Using the listing below, select the lines with the word "typeface" and copy them.

Data entries
◇ ◇ ◇ ◇

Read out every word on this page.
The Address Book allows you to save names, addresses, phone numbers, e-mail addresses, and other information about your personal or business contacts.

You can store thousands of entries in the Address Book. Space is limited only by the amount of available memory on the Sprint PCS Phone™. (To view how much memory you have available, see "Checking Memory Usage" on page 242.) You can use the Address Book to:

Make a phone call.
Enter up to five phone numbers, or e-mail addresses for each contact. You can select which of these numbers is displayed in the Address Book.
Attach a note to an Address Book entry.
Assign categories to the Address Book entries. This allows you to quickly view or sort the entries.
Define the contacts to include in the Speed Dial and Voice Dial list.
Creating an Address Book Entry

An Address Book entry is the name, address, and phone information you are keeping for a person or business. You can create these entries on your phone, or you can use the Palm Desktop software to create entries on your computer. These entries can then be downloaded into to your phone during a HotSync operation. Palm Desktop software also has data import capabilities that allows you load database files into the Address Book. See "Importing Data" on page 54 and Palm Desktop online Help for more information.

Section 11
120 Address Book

◇ ◇ ◇ ◇

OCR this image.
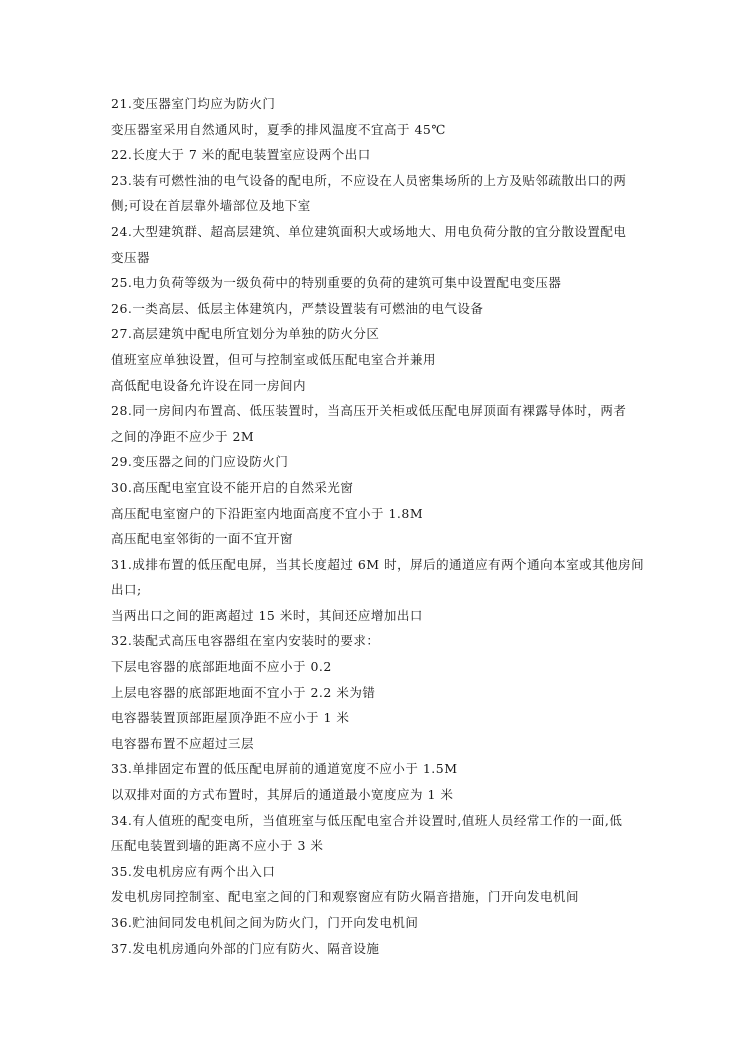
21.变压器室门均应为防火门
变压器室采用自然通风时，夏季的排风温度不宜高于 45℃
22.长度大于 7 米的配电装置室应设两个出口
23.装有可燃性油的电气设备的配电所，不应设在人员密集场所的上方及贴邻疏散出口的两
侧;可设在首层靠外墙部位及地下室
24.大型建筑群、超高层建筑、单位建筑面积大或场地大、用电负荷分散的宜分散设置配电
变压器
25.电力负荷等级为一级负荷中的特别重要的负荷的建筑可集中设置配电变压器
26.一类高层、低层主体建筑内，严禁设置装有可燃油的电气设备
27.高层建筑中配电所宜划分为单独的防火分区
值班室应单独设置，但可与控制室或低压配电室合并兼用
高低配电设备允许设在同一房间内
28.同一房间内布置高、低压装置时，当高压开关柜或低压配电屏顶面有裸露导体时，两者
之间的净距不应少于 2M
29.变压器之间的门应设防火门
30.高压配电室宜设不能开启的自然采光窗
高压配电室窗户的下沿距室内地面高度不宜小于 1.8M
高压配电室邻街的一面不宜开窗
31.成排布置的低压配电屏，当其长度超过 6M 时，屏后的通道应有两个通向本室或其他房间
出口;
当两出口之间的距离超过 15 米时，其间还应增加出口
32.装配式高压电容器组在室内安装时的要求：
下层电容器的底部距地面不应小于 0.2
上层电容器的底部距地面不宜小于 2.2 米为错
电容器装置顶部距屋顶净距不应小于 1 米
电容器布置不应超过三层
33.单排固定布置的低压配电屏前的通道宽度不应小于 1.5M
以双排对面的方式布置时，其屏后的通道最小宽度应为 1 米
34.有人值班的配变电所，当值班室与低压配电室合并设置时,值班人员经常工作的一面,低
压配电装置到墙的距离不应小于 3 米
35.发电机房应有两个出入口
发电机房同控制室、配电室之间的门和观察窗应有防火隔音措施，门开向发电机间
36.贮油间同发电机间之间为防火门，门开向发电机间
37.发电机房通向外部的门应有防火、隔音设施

◇ ◇ ◇ ◇

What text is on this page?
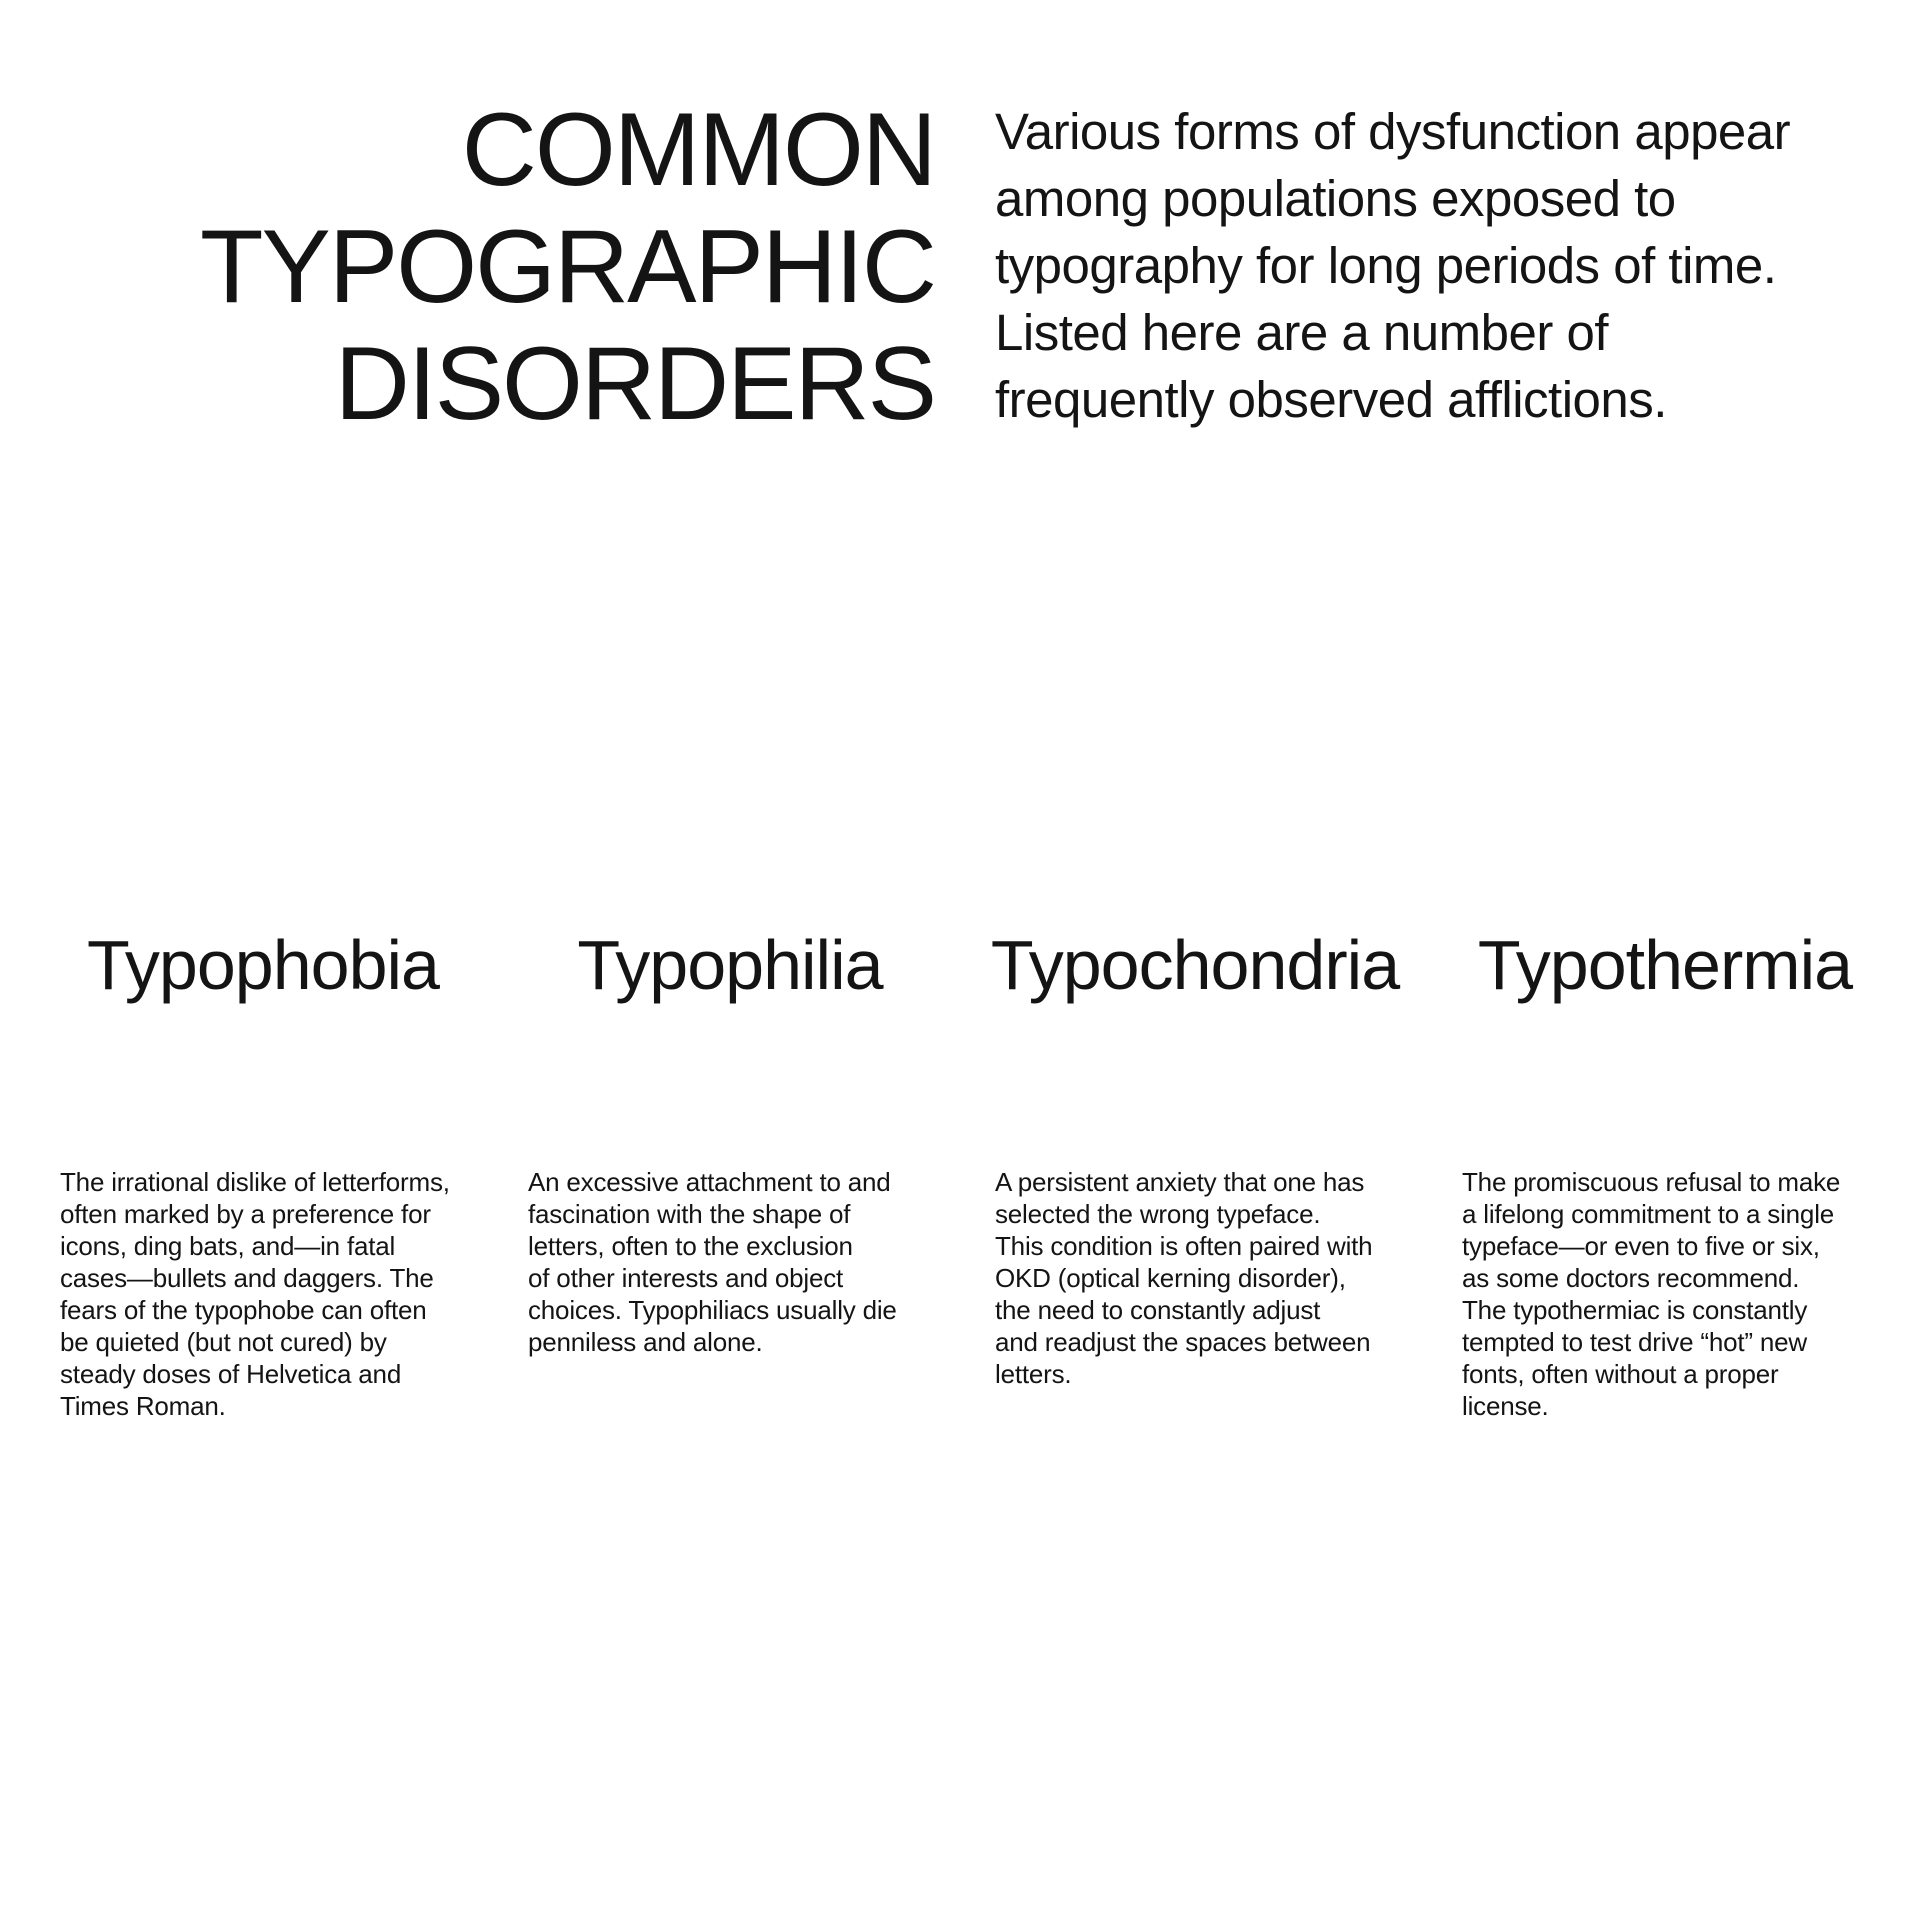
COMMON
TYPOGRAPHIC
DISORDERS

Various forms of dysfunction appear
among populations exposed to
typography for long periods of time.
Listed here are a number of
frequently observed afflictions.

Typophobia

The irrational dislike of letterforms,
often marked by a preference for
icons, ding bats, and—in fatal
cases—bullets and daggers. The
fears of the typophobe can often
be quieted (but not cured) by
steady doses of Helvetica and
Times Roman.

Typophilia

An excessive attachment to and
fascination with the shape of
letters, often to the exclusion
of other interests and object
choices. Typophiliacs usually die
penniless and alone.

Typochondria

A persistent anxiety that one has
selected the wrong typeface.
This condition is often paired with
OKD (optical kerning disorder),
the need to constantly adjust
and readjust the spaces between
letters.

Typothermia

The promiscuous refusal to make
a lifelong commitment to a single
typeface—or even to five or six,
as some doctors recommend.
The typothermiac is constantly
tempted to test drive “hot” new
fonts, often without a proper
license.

◇ ◇ ◇ ◇

REPLY TO THE EXERCISE:
selected the wrong typeface.
typeface—or even to five or six,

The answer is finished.